--- start ---

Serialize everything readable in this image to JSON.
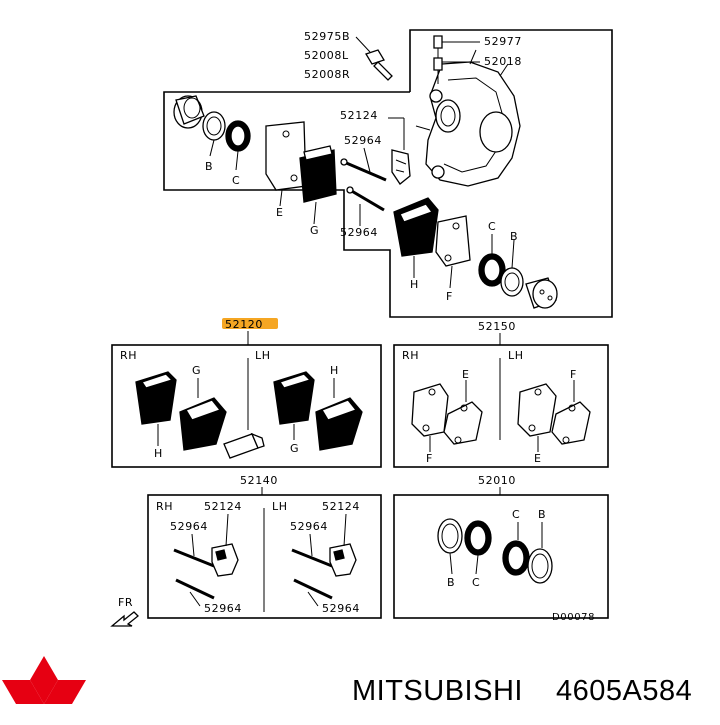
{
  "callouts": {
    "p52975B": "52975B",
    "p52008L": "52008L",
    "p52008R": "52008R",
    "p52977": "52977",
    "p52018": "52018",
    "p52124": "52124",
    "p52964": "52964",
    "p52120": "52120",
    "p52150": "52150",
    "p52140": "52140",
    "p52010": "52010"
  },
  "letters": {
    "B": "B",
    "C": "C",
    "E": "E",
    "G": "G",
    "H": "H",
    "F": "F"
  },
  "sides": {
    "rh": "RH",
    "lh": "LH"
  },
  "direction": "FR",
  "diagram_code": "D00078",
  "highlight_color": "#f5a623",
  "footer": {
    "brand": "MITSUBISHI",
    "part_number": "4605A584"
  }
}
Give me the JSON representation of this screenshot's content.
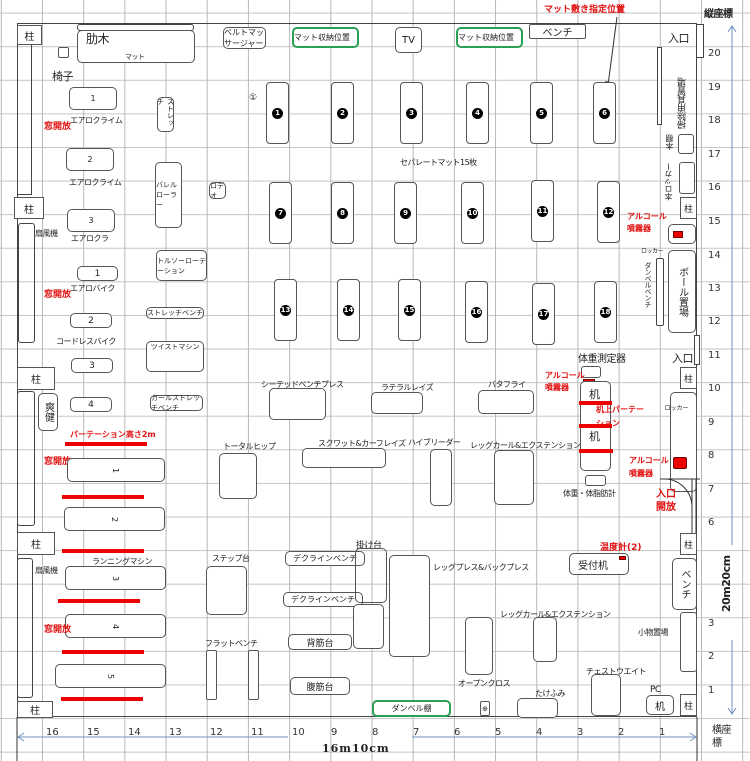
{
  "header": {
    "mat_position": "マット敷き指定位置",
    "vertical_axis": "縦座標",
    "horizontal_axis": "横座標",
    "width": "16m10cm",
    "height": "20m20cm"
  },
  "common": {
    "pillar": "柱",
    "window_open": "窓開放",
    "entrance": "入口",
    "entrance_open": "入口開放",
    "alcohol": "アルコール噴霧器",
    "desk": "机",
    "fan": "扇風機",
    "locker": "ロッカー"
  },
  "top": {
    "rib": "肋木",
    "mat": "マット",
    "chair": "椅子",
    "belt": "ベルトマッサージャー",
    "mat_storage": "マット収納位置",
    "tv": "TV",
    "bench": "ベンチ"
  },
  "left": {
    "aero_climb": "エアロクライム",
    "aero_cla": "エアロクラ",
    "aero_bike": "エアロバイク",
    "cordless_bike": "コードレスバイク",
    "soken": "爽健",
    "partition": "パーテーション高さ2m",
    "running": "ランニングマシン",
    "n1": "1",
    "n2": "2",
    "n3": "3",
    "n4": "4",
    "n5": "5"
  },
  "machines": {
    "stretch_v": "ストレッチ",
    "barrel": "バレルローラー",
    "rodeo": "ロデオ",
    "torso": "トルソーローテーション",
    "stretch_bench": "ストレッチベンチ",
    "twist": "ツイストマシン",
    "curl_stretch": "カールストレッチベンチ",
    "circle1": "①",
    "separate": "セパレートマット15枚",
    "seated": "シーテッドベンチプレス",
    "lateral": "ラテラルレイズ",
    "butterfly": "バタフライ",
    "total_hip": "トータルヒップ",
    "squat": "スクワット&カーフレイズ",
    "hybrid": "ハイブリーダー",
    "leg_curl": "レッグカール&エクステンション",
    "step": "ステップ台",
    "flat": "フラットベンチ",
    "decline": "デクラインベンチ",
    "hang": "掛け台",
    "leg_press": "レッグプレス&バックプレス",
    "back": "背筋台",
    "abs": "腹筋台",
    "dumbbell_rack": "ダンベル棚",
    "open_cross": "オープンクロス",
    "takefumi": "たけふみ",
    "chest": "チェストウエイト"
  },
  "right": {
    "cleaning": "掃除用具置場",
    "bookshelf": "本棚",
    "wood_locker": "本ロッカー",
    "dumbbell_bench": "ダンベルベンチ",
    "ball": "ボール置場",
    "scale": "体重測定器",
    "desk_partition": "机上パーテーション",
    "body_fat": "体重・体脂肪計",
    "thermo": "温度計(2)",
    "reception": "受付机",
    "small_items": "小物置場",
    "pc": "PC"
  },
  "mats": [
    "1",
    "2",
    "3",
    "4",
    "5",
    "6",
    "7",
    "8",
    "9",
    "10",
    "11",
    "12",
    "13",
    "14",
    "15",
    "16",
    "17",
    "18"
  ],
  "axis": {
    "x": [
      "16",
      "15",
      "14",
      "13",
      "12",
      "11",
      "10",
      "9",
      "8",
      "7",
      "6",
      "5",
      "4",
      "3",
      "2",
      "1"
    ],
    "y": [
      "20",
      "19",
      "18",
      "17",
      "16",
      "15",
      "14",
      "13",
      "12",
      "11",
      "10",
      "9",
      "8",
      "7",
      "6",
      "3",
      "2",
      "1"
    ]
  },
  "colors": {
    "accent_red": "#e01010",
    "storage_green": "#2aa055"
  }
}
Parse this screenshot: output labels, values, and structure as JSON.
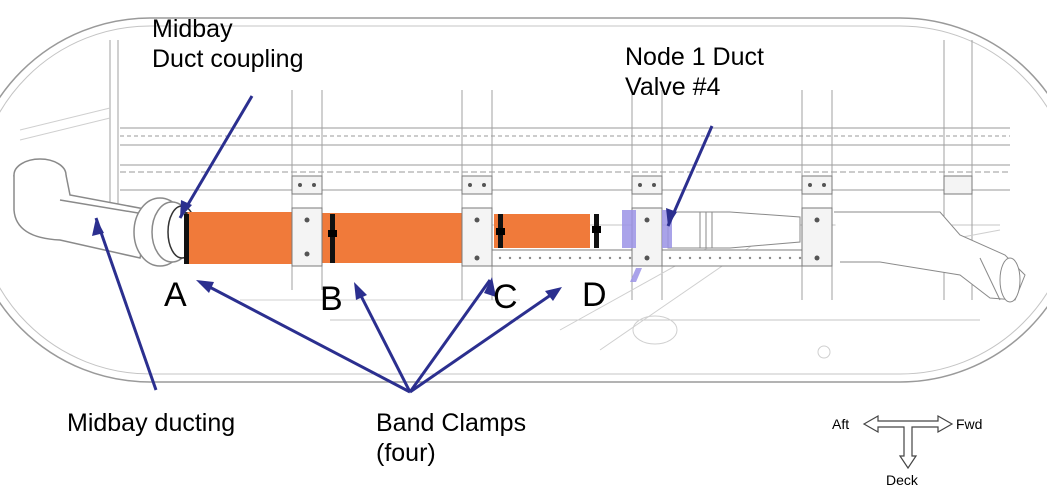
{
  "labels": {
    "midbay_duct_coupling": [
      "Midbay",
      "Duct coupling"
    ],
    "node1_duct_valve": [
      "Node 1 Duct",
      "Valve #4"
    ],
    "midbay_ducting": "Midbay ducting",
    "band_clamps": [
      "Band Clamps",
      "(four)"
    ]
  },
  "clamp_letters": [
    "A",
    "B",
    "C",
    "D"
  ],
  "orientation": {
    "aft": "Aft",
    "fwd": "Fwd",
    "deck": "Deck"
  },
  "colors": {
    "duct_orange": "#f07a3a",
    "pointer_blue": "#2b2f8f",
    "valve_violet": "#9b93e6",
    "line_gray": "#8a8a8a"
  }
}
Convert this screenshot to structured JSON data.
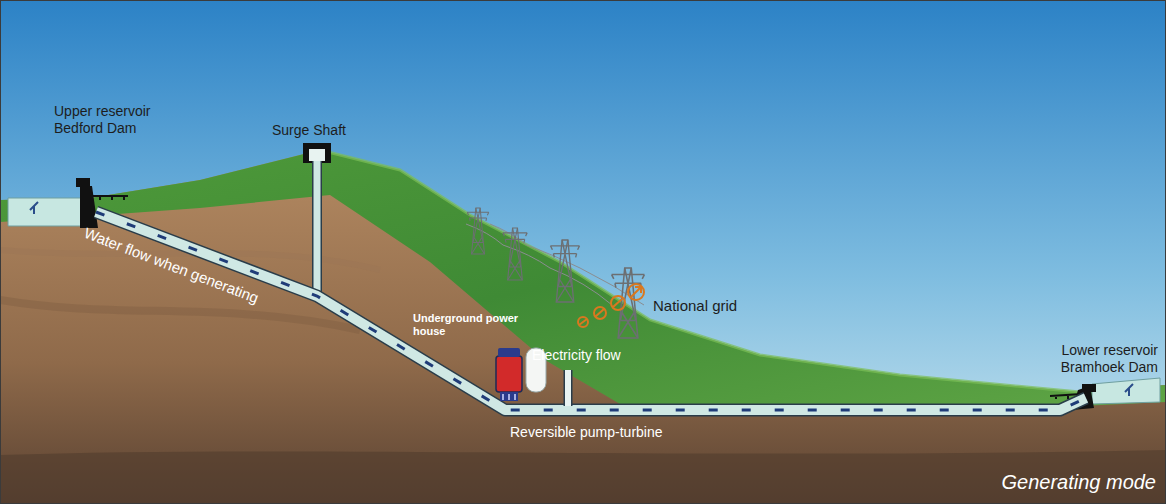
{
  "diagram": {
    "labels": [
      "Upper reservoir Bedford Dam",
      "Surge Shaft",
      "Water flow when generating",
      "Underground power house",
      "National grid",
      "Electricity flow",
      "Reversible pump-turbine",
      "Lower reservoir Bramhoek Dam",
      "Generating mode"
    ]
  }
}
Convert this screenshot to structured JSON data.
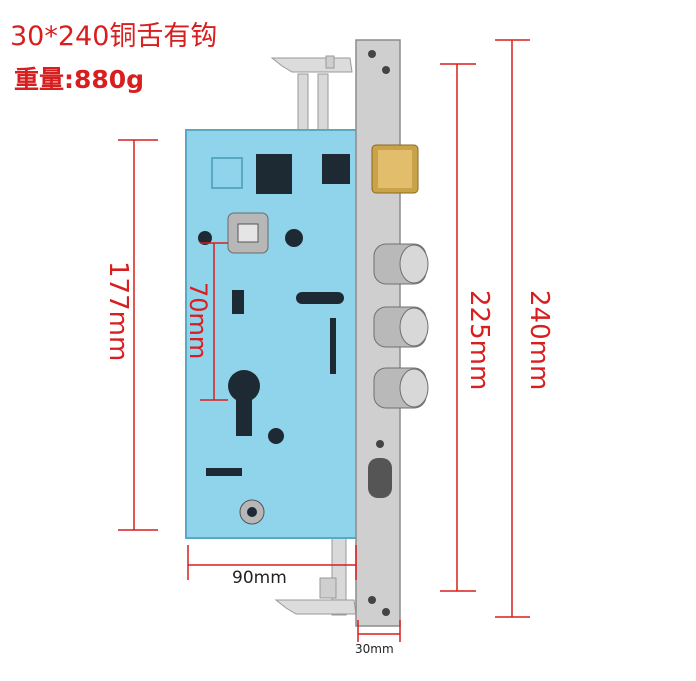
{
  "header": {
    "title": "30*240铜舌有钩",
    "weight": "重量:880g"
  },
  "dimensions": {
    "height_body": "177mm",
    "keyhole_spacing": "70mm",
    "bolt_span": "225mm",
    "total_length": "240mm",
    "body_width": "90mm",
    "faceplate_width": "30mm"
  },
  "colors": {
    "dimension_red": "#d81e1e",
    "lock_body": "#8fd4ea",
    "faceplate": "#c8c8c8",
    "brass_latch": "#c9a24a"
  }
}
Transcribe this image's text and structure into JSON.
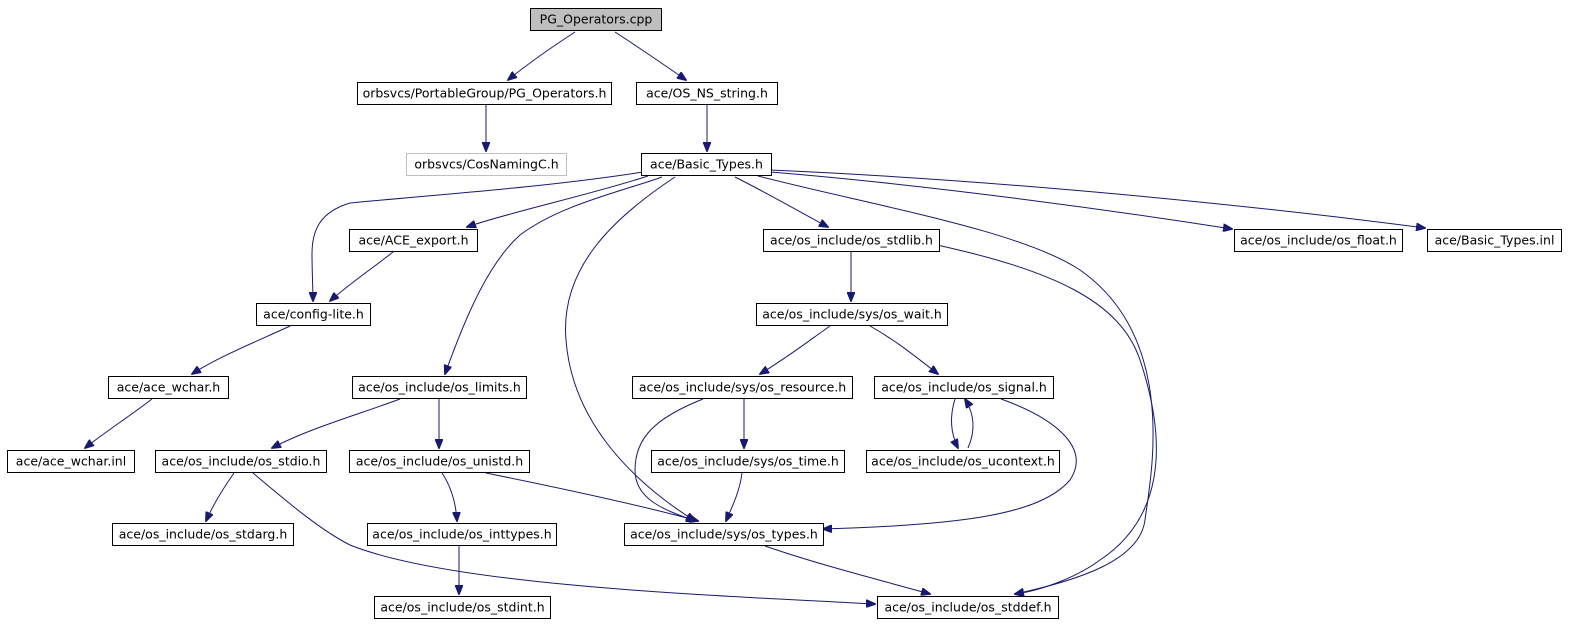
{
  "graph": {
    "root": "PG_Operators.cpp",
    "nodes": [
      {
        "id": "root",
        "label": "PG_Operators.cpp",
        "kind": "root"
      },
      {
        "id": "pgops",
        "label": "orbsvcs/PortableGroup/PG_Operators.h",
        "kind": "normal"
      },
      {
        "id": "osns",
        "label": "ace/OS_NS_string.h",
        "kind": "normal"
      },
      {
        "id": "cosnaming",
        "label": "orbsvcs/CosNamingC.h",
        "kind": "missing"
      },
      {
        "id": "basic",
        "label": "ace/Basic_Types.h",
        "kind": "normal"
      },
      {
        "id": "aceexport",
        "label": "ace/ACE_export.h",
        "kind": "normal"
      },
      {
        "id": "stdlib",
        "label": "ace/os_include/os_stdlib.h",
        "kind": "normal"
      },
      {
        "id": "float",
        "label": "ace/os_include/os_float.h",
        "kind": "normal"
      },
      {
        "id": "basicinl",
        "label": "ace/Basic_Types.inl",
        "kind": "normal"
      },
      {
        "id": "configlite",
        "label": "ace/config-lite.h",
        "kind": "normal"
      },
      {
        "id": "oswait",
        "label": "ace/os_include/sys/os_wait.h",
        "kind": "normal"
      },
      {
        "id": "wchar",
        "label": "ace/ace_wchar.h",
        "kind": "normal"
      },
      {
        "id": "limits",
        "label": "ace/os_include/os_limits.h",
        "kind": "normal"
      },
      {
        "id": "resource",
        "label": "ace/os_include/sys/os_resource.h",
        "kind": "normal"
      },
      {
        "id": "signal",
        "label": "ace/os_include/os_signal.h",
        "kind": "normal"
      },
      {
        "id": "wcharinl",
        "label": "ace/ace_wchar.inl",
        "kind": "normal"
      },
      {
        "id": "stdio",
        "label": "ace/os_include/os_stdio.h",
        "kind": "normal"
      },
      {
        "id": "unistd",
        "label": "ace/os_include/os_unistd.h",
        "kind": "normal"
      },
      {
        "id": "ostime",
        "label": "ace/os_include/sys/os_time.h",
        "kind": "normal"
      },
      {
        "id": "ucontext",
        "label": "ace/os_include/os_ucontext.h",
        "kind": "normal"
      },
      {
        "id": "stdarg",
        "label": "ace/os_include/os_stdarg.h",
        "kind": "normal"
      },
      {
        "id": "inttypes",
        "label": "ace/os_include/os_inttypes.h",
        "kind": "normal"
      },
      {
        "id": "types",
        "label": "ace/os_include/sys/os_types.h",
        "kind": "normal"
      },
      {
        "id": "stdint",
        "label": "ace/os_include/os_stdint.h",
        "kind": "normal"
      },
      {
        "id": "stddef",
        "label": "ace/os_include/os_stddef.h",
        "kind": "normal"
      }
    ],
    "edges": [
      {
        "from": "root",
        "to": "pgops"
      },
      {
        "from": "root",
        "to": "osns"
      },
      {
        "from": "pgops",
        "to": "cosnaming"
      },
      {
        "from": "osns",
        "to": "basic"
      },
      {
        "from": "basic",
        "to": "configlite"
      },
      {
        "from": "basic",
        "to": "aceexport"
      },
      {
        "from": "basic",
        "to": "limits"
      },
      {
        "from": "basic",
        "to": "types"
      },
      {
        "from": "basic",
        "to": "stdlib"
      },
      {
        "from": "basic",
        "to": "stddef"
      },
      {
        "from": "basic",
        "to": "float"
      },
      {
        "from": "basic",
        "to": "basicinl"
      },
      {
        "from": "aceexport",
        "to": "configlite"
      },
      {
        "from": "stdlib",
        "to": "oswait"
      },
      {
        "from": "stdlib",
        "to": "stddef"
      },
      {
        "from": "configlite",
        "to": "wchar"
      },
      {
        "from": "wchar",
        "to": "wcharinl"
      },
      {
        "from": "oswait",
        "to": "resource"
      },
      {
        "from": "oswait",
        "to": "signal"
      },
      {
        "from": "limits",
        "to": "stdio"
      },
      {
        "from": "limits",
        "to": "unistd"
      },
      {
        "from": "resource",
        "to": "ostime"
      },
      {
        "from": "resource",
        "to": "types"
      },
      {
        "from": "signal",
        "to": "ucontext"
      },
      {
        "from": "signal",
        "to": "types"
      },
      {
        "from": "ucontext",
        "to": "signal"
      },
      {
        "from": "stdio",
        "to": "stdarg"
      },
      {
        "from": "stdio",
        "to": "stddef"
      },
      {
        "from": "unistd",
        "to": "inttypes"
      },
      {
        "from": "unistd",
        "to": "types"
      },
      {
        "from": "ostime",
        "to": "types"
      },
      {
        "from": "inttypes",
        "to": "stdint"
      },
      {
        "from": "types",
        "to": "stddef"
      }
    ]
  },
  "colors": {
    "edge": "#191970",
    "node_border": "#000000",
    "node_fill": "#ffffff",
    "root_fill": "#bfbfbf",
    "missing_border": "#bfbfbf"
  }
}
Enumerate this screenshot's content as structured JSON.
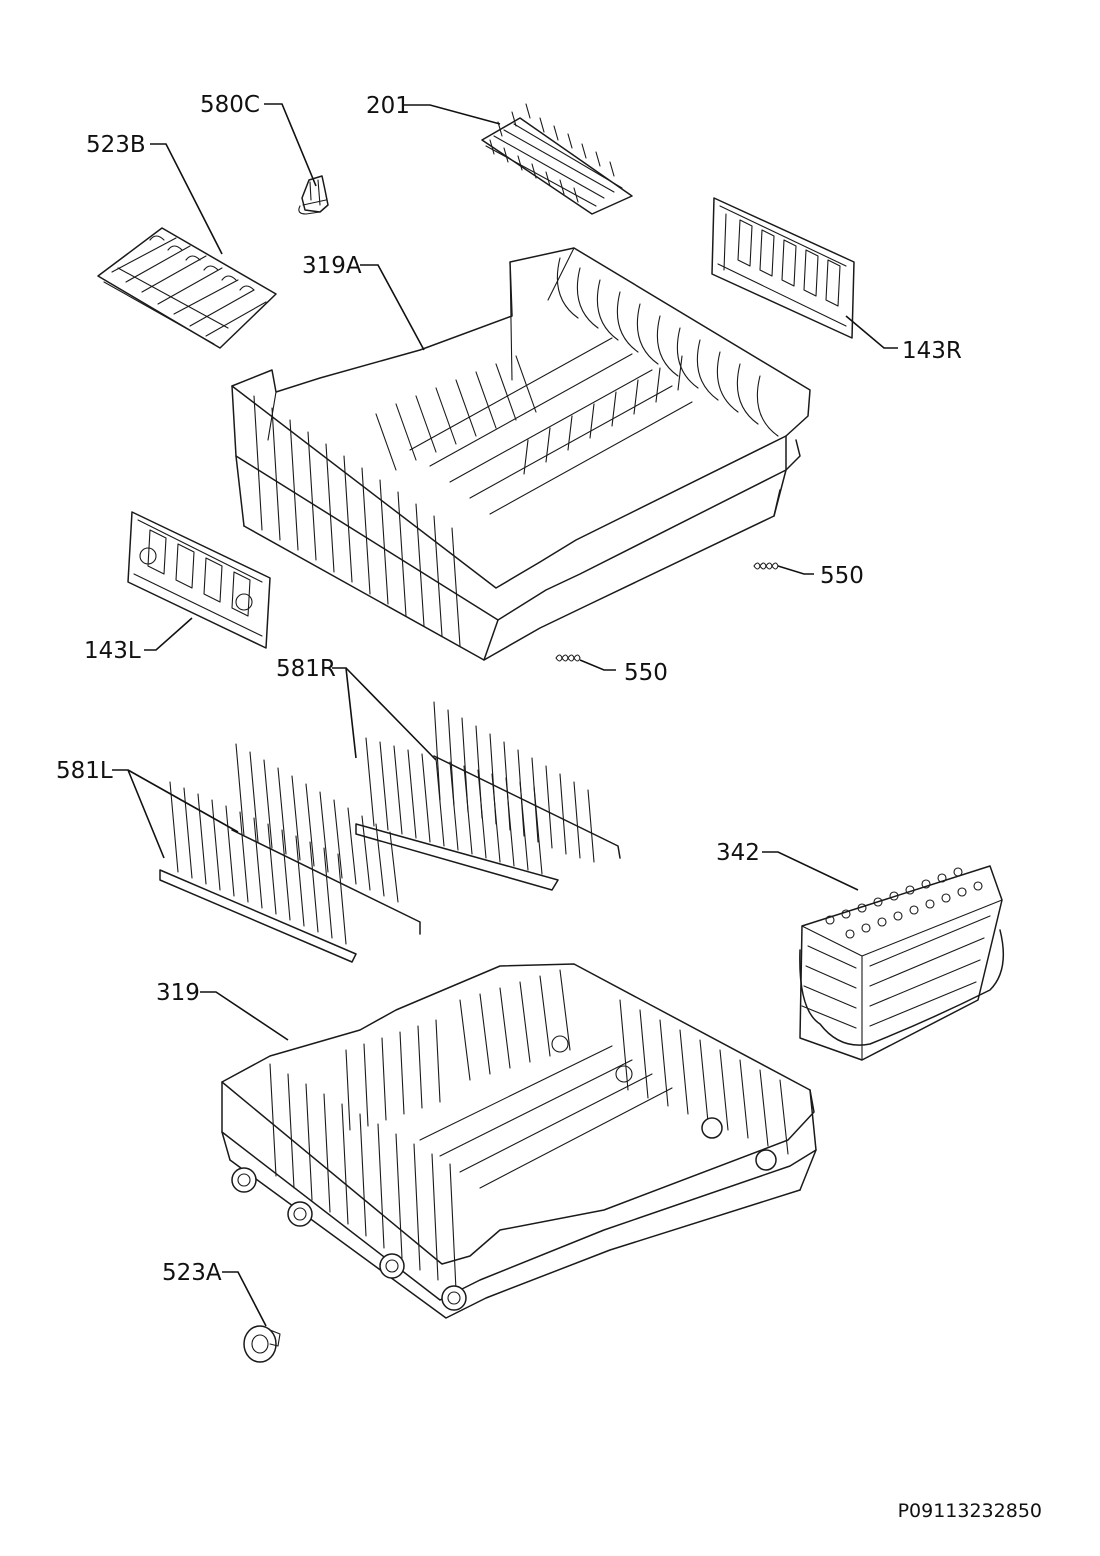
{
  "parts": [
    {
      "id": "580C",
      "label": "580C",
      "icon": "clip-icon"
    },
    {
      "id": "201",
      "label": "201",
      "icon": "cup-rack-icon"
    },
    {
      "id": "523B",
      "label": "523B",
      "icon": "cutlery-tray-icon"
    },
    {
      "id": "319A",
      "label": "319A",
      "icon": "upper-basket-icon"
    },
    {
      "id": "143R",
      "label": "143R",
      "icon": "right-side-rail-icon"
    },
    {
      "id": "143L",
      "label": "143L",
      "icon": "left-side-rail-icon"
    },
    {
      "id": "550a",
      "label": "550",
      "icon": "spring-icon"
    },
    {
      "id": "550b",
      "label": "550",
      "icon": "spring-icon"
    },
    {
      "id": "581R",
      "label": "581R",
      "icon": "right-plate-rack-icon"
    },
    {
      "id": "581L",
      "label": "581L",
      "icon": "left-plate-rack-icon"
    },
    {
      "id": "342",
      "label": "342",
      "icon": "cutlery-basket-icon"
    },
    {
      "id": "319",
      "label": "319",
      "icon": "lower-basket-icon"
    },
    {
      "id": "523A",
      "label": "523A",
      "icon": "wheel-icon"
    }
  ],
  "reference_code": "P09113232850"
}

--- end ---

*Instruction:* Give the number of lines where the string "JSON" occurs, without any further text.

*Answer for this exercise:* 7